_YOUR INSTRUCTIONS_
Write every line of the material out exactly as shown.

_SUPPLIED RECORDS_
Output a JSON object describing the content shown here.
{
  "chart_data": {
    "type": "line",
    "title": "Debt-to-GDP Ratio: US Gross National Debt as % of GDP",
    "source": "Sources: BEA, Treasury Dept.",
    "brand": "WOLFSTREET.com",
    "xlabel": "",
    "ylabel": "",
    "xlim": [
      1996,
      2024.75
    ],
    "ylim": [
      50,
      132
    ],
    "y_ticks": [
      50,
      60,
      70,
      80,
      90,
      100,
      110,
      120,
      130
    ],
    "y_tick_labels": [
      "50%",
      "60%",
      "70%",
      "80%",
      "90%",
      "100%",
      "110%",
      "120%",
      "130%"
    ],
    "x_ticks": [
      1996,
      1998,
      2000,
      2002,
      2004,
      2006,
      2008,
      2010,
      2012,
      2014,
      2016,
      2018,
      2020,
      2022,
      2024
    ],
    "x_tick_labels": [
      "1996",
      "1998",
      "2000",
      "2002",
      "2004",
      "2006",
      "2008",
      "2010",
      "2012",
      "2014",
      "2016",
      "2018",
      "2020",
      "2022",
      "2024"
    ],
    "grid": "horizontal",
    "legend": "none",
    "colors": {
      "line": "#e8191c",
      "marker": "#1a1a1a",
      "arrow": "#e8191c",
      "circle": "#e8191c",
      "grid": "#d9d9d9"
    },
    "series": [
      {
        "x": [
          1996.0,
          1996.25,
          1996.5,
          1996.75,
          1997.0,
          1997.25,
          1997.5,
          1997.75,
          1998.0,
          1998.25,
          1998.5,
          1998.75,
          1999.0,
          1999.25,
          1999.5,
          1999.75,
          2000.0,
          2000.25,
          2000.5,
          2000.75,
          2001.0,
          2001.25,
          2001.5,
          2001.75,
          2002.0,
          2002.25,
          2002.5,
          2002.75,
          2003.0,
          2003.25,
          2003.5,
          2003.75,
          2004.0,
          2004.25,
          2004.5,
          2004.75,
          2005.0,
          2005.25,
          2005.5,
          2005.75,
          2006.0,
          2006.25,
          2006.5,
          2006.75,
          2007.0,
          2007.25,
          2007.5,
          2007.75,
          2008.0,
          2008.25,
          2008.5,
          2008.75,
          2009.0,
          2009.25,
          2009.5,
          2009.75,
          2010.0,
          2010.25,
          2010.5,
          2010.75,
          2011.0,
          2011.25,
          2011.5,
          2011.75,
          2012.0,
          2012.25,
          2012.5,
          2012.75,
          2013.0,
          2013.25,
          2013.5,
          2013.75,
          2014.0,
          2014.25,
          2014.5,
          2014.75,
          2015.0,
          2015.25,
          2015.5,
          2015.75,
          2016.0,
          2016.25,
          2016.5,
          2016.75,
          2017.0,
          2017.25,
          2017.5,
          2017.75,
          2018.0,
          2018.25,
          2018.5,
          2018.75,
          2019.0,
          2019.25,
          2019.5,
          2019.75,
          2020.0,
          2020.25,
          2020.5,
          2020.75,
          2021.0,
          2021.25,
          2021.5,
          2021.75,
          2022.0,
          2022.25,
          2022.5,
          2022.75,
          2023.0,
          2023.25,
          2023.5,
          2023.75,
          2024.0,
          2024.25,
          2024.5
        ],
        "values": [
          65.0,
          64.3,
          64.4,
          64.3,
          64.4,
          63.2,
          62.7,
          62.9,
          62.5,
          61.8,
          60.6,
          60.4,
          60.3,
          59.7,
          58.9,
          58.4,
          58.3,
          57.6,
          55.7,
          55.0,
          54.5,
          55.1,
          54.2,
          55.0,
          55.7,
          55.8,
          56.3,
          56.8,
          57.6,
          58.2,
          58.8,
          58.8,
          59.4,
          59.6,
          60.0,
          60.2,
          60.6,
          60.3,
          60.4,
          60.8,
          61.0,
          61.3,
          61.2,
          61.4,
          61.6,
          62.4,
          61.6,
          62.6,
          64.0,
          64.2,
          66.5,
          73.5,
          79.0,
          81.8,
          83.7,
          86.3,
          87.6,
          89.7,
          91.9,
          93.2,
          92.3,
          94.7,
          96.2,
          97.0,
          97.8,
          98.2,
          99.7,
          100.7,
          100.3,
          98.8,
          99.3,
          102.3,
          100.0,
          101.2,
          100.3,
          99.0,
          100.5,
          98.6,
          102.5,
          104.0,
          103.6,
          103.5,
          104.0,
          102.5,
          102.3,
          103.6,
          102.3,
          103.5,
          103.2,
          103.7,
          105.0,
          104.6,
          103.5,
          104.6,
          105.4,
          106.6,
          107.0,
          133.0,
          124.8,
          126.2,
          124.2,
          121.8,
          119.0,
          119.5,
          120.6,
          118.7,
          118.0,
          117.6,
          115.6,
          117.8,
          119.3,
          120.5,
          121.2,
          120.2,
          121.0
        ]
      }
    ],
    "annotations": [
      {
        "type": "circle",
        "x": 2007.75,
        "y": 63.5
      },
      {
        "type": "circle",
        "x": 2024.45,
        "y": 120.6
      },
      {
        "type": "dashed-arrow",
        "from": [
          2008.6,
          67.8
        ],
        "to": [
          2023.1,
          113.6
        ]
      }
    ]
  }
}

_EXERCISE OUTPUT_
Output a JSON object describing the content shown here.
{
  "chart_data": {
    "type": "line",
    "title": "Debt-to-GDP Ratio: US Gross National Debt as % of GDP",
    "source": "Sources: BEA, Treasury Dept.",
    "brand": "WOLFSTREET.com",
    "xlabel": "",
    "ylabel": "",
    "xlim": [
      1996,
      2024.75
    ],
    "ylim": [
      50,
      132
    ],
    "y_ticks": [
      50,
      60,
      70,
      80,
      90,
      100,
      110,
      120,
      130
    ],
    "y_tick_labels": [
      "50%",
      "60%",
      "70%",
      "80%",
      "90%",
      "100%",
      "110%",
      "120%",
      "130%"
    ],
    "x_ticks": [
      1996,
      1998,
      2000,
      2002,
      2004,
      2006,
      2008,
      2010,
      2012,
      2014,
      2016,
      2018,
      2020,
      2022,
      2024
    ],
    "x_tick_labels": [
      "1996",
      "1998",
      "2000",
      "2002",
      "2004",
      "2006",
      "2008",
      "2010",
      "2012",
      "2014",
      "2016",
      "2018",
      "2020",
      "2022",
      "2024"
    ],
    "grid": "horizontal",
    "legend": "none",
    "colors": {
      "line": "#e8191c",
      "marker": "#1a1a1a",
      "arrow": "#e8191c",
      "circle": "#e8191c",
      "grid": "#d9d9d9"
    },
    "series": [
      {
        "x": [
          1996.0,
          1996.25,
          1996.5,
          1996.75,
          1997.0,
          1997.25,
          1997.5,
          1997.75,
          1998.0,
          1998.25,
          1998.5,
          1998.75,
          1999.0,
          1999.25,
          1999.5,
          1999.75,
          2000.0,
          2000.25,
          2000.5,
          2000.75,
          2001.0,
          2001.25,
          2001.5,
          2001.75,
          2002.0,
          2002.25,
          2002.5,
          2002.75,
          2003.0,
          2003.25,
          2003.5,
          2003.75,
          2004.0,
          2004.25,
          2004.5,
          2004.75,
          2005.0,
          2005.25,
          2005.5,
          2005.75,
          2006.0,
          2006.25,
          2006.5,
          2006.75,
          2007.0,
          2007.25,
          2007.5,
          2007.75,
          2008.0,
          2008.25,
          2008.5,
          2008.75,
          2009.0,
          2009.25,
          2009.5,
          2009.75,
          2010.0,
          2010.25,
          2010.5,
          2010.75,
          2011.0,
          2011.25,
          2011.5,
          2011.75,
          2012.0,
          2012.25,
          2012.5,
          2012.75,
          2013.0,
          2013.25,
          2013.5,
          2013.75,
          2014.0,
          2014.25,
          2014.5,
          2014.75,
          2015.0,
          2015.25,
          2015.5,
          2015.75,
          2016.0,
          2016.25,
          2016.5,
          2016.75,
          2017.0,
          2017.25,
          2017.5,
          2017.75,
          2018.0,
          2018.25,
          2018.5,
          2018.75,
          2019.0,
          2019.25,
          2019.5,
          2019.75,
          2020.0,
          2020.25,
          2020.5,
          2020.75,
          2021.0,
          2021.25,
          2021.5,
          2021.75,
          2022.0,
          2022.25,
          2022.5,
          2022.75,
          2023.0,
          2023.25,
          2023.5,
          2023.75,
          2024.0,
          2024.25,
          2024.5
        ],
        "values": [
          65.0,
          64.3,
          64.4,
          64.3,
          64.4,
          63.2,
          62.7,
          62.9,
          62.5,
          61.8,
          60.6,
          60.4,
          60.3,
          59.7,
          58.9,
          58.4,
          58.3,
          57.6,
          55.7,
          55.0,
          54.5,
          55.1,
          54.2,
          55.0,
          55.7,
          55.8,
          56.3,
          56.8,
          57.6,
          58.2,
          58.8,
          58.8,
          59.4,
          59.6,
          60.0,
          60.2,
          60.6,
          60.3,
          60.4,
          60.8,
          61.0,
          61.3,
          61.2,
          61.4,
          61.6,
          62.4,
          61.6,
          62.6,
          64.0,
          64.2,
          66.5,
          73.5,
          79.0,
          81.8,
          83.7,
          86.3,
          87.6,
          89.7,
          91.9,
          93.2,
          92.3,
          94.7,
          96.2,
          97.0,
          97.8,
          98.2,
          99.7,
          100.7,
          100.3,
          98.8,
          99.3,
          102.3,
          100.0,
          101.2,
          100.3,
          99.0,
          100.5,
          98.6,
          102.5,
          104.0,
          103.6,
          103.5,
          104.0,
          102.5,
          102.3,
          103.6,
          102.3,
          103.5,
          103.2,
          103.7,
          105.0,
          104.6,
          103.5,
          104.6,
          105.4,
          106.6,
          107.0,
          133.0,
          124.8,
          126.2,
          124.2,
          121.8,
          119.0,
          119.5,
          120.6,
          118.7,
          118.0,
          117.6,
          115.6,
          117.8,
          119.3,
          120.5,
          121.2,
          120.2,
          121.0
        ]
      }
    ],
    "annotations": [
      {
        "type": "circle",
        "x": 2007.75,
        "y": 63.5
      },
      {
        "type": "circle",
        "x": 2024.45,
        "y": 120.6
      },
      {
        "type": "dashed-arrow",
        "from": [
          2008.6,
          67.8
        ],
        "to": [
          2023.1,
          113.6
        ]
      }
    ]
  }
}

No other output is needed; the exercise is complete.